**Problem details**.
Would you restate all the data that follows, word for word?

[Items listed in a dataset]
○ ○ ○ ○ ○

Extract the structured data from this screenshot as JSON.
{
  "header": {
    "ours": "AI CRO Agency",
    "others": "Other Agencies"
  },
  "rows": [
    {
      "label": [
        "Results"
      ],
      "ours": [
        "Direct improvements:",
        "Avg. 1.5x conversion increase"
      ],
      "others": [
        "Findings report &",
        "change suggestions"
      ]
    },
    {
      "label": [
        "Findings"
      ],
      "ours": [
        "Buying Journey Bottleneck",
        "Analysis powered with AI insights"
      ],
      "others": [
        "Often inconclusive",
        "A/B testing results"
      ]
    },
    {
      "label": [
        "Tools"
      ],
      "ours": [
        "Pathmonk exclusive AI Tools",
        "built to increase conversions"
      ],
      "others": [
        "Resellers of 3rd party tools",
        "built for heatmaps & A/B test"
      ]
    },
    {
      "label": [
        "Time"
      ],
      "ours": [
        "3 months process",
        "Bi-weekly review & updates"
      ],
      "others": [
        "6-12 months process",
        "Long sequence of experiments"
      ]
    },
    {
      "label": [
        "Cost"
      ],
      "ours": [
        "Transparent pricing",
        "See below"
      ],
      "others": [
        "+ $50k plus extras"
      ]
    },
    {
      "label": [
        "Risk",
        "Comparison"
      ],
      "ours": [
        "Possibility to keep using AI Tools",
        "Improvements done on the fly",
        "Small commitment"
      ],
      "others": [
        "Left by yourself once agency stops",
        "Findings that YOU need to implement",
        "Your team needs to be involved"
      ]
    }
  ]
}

○ ○ ○ ○ ○

**Task response**.
Extract the structured data from this screenshot as JSON.
{
  "header": {
    "ours": "AI CRO Agency",
    "others": "Other Agencies"
  },
  "rows": [
    {
      "label": [
        "Results"
      ],
      "ours": [
        "Direct improvements:",
        "Avg. 1.5x conversion increase"
      ],
      "others": [
        "Findings report &",
        "change suggestions"
      ]
    },
    {
      "label": [
        "Findings"
      ],
      "ours": [
        "Buying Journey Bottleneck",
        "Analysis powered with AI insights"
      ],
      "others": [
        "Often inconclusive",
        "A/B testing results"
      ]
    },
    {
      "label": [
        "Tools"
      ],
      "ours": [
        "Pathmonk exclusive AI Tools",
        "built to increase conversions"
      ],
      "others": [
        "Resellers of 3rd party tools",
        "built for heatmaps & A/B test"
      ]
    },
    {
      "label": [
        "Time"
      ],
      "ours": [
        "3 months process",
        "Bi-weekly review & updates"
      ],
      "others": [
        "6-12 months process",
        "Long sequence of experiments"
      ]
    },
    {
      "label": [
        "Cost"
      ],
      "ours": [
        "Transparent pricing",
        "See below"
      ],
      "others": [
        "+ $50k plus extras"
      ]
    },
    {
      "label": [
        "Risk",
        "Comparison"
      ],
      "ours": [
        "Possibility to keep using AI Tools",
        "Improvements done on the fly",
        "Small commitment"
      ],
      "others": [
        "Left by yourself once agency stops",
        "Findings that YOU need to implement",
        "Your team needs to be involved"
      ]
    }
  ]
}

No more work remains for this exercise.